** Start of Data for processing **

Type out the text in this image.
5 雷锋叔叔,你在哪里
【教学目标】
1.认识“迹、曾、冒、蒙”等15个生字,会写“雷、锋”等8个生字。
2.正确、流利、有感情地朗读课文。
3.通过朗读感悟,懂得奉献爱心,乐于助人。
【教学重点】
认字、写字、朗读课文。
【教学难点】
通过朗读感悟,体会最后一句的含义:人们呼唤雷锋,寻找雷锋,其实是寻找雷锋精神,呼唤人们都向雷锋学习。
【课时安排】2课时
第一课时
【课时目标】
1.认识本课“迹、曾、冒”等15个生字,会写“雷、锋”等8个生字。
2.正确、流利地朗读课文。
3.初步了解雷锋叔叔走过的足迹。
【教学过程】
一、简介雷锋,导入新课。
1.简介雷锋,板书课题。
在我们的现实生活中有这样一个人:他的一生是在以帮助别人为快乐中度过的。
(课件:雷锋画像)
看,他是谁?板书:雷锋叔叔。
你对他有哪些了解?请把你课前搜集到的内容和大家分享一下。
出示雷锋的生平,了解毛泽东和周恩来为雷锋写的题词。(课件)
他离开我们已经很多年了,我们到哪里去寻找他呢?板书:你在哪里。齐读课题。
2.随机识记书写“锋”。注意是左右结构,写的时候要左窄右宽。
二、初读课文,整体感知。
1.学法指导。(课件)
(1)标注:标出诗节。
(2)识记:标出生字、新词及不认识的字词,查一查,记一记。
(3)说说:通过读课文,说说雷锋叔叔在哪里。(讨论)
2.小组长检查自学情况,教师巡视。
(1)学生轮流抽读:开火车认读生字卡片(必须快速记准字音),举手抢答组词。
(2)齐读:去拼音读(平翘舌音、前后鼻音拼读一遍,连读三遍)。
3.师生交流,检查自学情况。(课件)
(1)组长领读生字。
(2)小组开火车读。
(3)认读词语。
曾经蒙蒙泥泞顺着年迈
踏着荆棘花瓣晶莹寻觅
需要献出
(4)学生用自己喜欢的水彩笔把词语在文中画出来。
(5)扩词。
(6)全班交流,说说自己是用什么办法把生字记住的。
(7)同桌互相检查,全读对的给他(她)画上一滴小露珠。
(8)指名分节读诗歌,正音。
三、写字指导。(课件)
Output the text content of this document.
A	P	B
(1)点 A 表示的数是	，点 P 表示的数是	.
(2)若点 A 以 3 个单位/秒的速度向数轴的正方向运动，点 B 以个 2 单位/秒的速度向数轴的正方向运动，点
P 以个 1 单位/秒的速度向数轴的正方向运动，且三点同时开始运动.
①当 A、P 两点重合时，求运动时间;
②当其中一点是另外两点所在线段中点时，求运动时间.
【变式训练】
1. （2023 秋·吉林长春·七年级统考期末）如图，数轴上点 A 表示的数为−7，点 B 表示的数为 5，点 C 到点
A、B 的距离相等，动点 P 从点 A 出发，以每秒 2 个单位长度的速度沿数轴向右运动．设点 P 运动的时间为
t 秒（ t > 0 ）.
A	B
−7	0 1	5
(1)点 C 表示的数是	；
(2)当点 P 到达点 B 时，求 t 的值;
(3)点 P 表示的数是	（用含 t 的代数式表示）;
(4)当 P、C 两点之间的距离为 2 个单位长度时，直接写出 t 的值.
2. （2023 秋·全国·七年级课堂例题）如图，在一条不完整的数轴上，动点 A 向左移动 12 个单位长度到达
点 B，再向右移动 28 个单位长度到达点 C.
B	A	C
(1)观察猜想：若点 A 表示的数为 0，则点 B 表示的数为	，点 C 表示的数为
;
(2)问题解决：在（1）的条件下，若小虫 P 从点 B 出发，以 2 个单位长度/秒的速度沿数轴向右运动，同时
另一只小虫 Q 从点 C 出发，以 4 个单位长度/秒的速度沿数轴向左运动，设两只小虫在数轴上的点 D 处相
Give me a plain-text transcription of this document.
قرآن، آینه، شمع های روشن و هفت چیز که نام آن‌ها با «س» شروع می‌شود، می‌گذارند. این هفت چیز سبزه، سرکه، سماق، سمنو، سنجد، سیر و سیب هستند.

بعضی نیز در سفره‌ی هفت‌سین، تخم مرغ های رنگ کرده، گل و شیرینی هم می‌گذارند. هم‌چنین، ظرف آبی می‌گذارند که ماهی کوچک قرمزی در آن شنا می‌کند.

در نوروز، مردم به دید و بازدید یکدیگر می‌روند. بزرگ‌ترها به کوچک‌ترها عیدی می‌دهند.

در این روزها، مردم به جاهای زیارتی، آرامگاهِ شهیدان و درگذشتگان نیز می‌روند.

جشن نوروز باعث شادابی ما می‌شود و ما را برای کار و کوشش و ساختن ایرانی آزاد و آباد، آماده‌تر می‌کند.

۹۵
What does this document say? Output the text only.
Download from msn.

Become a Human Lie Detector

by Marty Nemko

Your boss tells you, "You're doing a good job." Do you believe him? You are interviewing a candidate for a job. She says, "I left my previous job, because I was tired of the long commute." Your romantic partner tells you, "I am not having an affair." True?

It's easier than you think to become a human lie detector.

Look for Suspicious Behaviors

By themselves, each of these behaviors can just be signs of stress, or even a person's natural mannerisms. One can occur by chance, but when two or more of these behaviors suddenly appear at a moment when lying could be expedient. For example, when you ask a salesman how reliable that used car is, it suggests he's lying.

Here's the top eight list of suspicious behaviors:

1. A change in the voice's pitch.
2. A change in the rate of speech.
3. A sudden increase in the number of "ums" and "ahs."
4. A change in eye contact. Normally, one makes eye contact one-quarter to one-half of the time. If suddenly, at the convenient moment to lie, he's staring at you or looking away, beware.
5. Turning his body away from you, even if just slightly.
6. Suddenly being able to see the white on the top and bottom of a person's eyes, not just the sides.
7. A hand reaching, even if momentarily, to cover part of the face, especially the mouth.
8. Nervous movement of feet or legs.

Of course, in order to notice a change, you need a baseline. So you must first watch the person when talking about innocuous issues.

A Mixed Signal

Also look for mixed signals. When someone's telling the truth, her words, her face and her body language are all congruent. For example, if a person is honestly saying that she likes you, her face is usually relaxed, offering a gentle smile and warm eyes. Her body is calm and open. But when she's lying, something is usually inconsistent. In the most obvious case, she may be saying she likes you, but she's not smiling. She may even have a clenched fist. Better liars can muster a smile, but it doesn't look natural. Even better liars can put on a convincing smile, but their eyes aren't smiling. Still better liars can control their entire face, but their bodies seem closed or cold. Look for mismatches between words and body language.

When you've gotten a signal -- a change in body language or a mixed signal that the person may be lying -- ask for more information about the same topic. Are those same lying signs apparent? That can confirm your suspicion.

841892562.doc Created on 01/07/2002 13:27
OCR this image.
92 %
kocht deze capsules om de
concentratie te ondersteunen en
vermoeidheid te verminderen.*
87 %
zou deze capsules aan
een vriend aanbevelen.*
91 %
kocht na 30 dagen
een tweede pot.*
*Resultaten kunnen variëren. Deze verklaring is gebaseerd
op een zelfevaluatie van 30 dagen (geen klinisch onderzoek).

** End of Data for processing **

■ Given request: Pick out every line with the string "text" and copy it.

■ Output:
Type out the text in this image.
Output the text content of this document.
Give me a plain-text transcription of this document.
What does this document say? Output the text only.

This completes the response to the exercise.